Work required: Nothing may differ between your reply and the listing that follows.

■ ■ ■ ■ ■ ■ ■

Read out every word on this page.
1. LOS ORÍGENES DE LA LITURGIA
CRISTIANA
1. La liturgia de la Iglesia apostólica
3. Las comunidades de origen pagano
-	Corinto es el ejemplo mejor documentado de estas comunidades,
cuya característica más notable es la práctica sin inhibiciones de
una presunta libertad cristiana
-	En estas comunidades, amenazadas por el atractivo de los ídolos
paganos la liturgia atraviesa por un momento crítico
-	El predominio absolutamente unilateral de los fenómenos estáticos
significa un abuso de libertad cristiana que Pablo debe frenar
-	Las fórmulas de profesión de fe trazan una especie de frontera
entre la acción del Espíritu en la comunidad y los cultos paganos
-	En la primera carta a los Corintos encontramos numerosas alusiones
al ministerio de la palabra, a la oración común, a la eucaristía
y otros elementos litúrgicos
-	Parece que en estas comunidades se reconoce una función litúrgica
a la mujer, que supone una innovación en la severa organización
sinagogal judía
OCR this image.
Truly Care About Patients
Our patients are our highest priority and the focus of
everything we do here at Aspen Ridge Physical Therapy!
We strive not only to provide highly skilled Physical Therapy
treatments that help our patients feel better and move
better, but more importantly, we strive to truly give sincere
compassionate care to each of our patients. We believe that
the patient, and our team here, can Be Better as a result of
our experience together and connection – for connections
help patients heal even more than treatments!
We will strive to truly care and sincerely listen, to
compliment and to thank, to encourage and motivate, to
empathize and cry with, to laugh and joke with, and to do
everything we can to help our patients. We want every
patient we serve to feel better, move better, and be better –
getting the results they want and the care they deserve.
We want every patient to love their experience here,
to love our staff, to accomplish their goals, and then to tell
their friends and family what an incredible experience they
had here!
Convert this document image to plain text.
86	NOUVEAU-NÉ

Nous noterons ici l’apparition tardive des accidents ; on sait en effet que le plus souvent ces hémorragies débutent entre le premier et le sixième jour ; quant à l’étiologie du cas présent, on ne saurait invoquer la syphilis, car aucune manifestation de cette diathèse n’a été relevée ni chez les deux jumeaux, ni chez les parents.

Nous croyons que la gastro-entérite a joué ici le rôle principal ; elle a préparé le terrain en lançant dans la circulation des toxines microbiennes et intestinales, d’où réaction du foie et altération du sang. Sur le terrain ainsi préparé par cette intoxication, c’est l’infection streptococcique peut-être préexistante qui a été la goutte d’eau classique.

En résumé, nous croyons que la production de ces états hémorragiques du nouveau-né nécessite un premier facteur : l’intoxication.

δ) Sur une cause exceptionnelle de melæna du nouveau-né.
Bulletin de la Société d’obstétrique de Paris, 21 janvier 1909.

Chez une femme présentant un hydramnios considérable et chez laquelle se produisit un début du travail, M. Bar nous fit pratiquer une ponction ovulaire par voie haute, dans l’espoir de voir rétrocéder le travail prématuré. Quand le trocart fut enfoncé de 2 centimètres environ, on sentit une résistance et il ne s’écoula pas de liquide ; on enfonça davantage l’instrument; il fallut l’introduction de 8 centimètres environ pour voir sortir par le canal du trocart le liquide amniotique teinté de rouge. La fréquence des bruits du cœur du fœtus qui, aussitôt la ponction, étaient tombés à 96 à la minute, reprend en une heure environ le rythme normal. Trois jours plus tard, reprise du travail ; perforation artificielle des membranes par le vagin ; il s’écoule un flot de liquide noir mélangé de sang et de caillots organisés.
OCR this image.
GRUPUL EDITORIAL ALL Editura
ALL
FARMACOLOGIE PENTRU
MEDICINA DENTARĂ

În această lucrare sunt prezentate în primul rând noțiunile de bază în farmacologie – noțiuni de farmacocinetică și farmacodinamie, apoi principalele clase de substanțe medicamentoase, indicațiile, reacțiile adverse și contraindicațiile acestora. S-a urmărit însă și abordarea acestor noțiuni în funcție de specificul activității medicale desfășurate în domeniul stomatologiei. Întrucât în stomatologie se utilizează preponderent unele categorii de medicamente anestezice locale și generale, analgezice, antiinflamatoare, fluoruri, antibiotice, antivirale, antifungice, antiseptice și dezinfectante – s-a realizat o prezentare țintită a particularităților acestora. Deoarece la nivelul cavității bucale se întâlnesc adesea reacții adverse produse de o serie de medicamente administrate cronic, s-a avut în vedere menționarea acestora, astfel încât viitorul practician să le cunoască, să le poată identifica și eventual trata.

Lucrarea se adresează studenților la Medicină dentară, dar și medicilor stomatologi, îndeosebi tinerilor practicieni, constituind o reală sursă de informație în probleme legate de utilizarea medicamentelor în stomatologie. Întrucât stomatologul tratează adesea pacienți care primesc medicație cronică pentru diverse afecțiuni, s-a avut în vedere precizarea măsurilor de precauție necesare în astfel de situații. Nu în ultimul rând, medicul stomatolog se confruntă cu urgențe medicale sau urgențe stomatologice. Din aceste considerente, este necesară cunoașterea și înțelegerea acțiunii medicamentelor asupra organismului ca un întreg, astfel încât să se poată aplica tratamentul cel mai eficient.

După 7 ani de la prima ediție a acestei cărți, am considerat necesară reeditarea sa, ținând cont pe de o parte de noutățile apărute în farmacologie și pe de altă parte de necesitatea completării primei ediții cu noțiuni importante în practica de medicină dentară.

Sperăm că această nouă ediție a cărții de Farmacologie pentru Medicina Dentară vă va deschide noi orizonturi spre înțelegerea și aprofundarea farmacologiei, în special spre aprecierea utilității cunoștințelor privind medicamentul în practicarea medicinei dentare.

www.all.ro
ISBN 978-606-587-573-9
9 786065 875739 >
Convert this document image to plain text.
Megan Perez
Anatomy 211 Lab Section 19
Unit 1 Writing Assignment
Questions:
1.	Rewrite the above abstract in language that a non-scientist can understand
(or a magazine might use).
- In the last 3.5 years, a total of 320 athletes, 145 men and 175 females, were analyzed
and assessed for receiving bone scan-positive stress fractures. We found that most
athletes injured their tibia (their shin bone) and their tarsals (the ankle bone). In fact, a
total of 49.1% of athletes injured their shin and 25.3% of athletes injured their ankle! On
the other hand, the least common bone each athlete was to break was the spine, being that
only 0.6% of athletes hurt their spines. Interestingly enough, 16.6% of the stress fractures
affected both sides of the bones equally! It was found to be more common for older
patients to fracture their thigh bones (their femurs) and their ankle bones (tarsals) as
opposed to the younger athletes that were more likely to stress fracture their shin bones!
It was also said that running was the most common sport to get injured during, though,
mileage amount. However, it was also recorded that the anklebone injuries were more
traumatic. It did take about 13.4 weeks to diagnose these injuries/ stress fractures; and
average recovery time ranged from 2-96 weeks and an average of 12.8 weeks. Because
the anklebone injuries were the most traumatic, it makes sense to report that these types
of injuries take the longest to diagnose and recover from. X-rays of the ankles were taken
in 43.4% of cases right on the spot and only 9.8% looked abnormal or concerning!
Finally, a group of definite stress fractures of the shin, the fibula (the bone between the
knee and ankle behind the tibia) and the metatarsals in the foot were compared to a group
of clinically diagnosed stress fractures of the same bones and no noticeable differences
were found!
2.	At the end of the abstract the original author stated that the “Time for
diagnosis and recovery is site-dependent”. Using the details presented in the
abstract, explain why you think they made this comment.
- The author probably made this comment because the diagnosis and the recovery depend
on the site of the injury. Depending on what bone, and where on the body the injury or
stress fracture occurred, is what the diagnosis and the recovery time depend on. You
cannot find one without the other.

■ ■ ■ ■ ■ ■ ■

Your solution:
Read out every word on this page.
1. LOS ORÍGENES DE LA LITURGIA
CRISTIANA
1. La liturgia de la Iglesia apostólica
3. Las comunidades de origen pagano
-	Corinto es el ejemplo mejor documentado de estas comunidades,
cuya característica más notable es la práctica sin inhibiciones de
una presunta libertad cristiana
-	En estas comunidades, amenazadas por el atractivo de los ídolos
paganos la liturgia atraviesa por un momento crítico
-	El predominio absolutamente unilateral de los fenómenos estáticos
significa un abuso de libertad cristiana que Pablo debe frenar
-	Las fórmulas de profesión de fe trazan una especie de frontera
entre la acción del Espíritu en la comunidad y los cultos paganos
-	En la primera carta a los Corintos encontramos numerosas alusiones
al ministerio de la palabra, a la oración común, a la eucaristía
y otros elementos litúrgicos
-	Parece que en estas comunidades se reconoce una función litúrgica
a la mujer, que supone una innovación en la severa organización
sinagogal judía
OCR this image.
Truly Care About Patients
Our patients are our highest priority and the focus of
everything we do here at Aspen Ridge Physical Therapy!
We strive not only to provide highly skilled Physical Therapy
treatments that help our patients feel better and move
better, but more importantly, we strive to truly give sincere
compassionate care to each of our patients. We believe that
the patient, and our team here, can Be Better as a result of
our experience together and connection – for connections
help patients heal even more than treatments!
We will strive to truly care and sincerely listen, to
compliment and to thank, to encourage and motivate, to
empathize and cry with, to laugh and joke with, and to do
everything we can to help our patients. We want every
patient we serve to feel better, move better, and be better –
getting the results they want and the care they deserve.
We want every patient to love their experience here,
to love our staff, to accomplish their goals, and then to tell
their friends and family what an incredible experience they
had here!
Convert this document image to plain text.
86	NOUVEAU-NÉ

Nous noterons ici l’apparition tardive des accidents ; on sait en effet que le plus souvent ces hémorragies débutent entre le premier et le sixième jour ; quant à l’étiologie du cas présent, on ne saurait invoquer la syphilis, car aucune manifestation de cette diathèse n’a été relevée ni chez les deux jumeaux, ni chez les parents.

Nous croyons que la gastro-entérite a joué ici le rôle principal ; elle a préparé le terrain en lançant dans la circulation des toxines microbiennes et intestinales, d’où réaction du foie et altération du sang. Sur le terrain ainsi préparé par cette intoxication, c’est l’infection streptococcique peut-être préexistante qui a été la goutte d’eau classique.

En résumé, nous croyons que la production de ces états hémorragiques du nouveau-né nécessite un premier facteur : l’intoxication.

δ) Sur une cause exceptionnelle de melæna du nouveau-né.
Bulletin de la Société d’obstétrique de Paris, 21 janvier 1909.

Chez une femme présentant un hydramnios considérable et chez laquelle se produisit un début du travail, M. Bar nous fit pratiquer une ponction ovulaire par voie haute, dans l’espoir de voir rétrocéder le travail prématuré. Quand le trocart fut enfoncé de 2 centimètres environ, on sentit une résistance et il ne s’écoula pas de liquide ; on enfonça davantage l’instrument; il fallut l’introduction de 8 centimètres environ pour voir sortir par le canal du trocart le liquide amniotique teinté de rouge. La fréquence des bruits du cœur du fœtus qui, aussitôt la ponction, étaient tombés à 96 à la minute, reprend en une heure environ le rythme normal. Trois jours plus tard, reprise du travail ; perforation artificielle des membranes par le vagin ; il s’écoule un flot de liquide noir mélangé de sang et de caillots organisés.
OCR this image.
GRUPUL EDITORIAL ALL Editura
ALL
FARMACOLOGIE PENTRU
MEDICINA DENTARĂ

În această lucrare sunt prezentate în primul rând noțiunile de bază în farmacologie – noțiuni de farmacocinetică și farmacodinamie, apoi principalele clase de substanțe medicamentoase, indicațiile, reacțiile adverse și contraindicațiile acestora. S-a urmărit însă și abordarea acestor noțiuni în funcție de specificul activității medicale desfășurate în domeniul stomatologiei. Întrucât în stomatologie se utilizează preponderent unele categorii de medicamente anestezice locale și generale, analgezice, antiinflamatoare, fluoruri, antibiotice, antivirale, antifungice, antiseptice și dezinfectante – s-a realizat o prezentare țintită a particularităților acestora. Deoarece la nivelul cavității bucale se întâlnesc adesea reacții adverse produse de o serie de medicamente administrate cronic, s-a avut în vedere menționarea acestora, astfel încât viitorul practician să le cunoască, să le poată identifica și eventual trata.

Lucrarea se adresează studenților la Medicină dentară, dar și medicilor stomatologi, îndeosebi tinerilor practicieni, constituind o reală sursă de informație în probleme legate de utilizarea medicamentelor în stomatologie. Întrucât stomatologul tratează adesea pacienți care primesc medicație cronică pentru diverse afecțiuni, s-a avut în vedere precizarea măsurilor de precauție necesare în astfel de situații. Nu în ultimul rând, medicul stomatolog se confruntă cu urgențe medicale sau urgențe stomatologice. Din aceste considerente, este necesară cunoașterea și înțelegerea acțiunii medicamentelor asupra organismului ca un întreg, astfel încât să se poată aplica tratamentul cel mai eficient.

După 7 ani de la prima ediție a acestei cărți, am considerat necesară reeditarea sa, ținând cont pe de o parte de noutățile apărute în farmacologie și pe de altă parte de necesitatea completării primei ediții cu noțiuni importante în practica de medicină dentară.

Sperăm că această nouă ediție a cărții de Farmacologie pentru Medicina Dentară vă va deschide noi orizonturi spre înțelegerea și aprofundarea farmacologiei, în special spre aprecierea utilității cunoștințelor privind medicamentul în practicarea medicinei dentare.

www.all.ro
ISBN 978-606-587-573-9
9 786065 875739 >
Convert this document image to plain text.
Megan Perez
Anatomy 211 Lab Section 19
Unit 1 Writing Assignment
Questions:
1.	Rewrite the above abstract in language that a non-scientist can understand
(or a magazine might use).
- In the last 3.5 years, a total of 320 athletes, 145 men and 175 females, were analyzed
and assessed for receiving bone scan-positive stress fractures. We found that most
athletes injured their tibia (their shin bone) and their tarsals (the ankle bone). In fact, a
total of 49.1% of athletes injured their shin and 25.3% of athletes injured their ankle! On
the other hand, the least common bone each athlete was to break was the spine, being that
only 0.6% of athletes hurt their spines. Interestingly enough, 16.6% of the stress fractures
affected both sides of the bones equally! It was found to be more common for older
patients to fracture their thigh bones (their femurs) and their ankle bones (tarsals) as
opposed to the younger athletes that were more likely to stress fracture their shin bones!
It was also said that running was the most common sport to get injured during, though,
mileage amount. However, it was also recorded that the anklebone injuries were more
traumatic. It did take about 13.4 weeks to diagnose these injuries/ stress fractures; and
average recovery time ranged from 2-96 weeks and an average of 12.8 weeks. Because
the anklebone injuries were the most traumatic, it makes sense to report that these types
of injuries take the longest to diagnose and recover from. X-rays of the ankles were taken
in 43.4% of cases right on the spot and only 9.8% looked abnormal or concerning!
Finally, a group of definite stress fractures of the shin, the fibula (the bone between the
knee and ankle behind the tibia) and the metatarsals in the foot were compared to a group
of clinically diagnosed stress fractures of the same bones and no noticeable differences
were found!
2.	At the end of the abstract the original author stated that the “Time for
diagnosis and recovery is site-dependent”. Using the details presented in the
abstract, explain why you think they made this comment.
- The author probably made this comment because the diagnosis and the recovery depend
on the site of the injury. Depending on what bone, and where on the body the injury or
stress fracture occurred, is what the diagnosis and the recovery time depend on. You
cannot find one without the other.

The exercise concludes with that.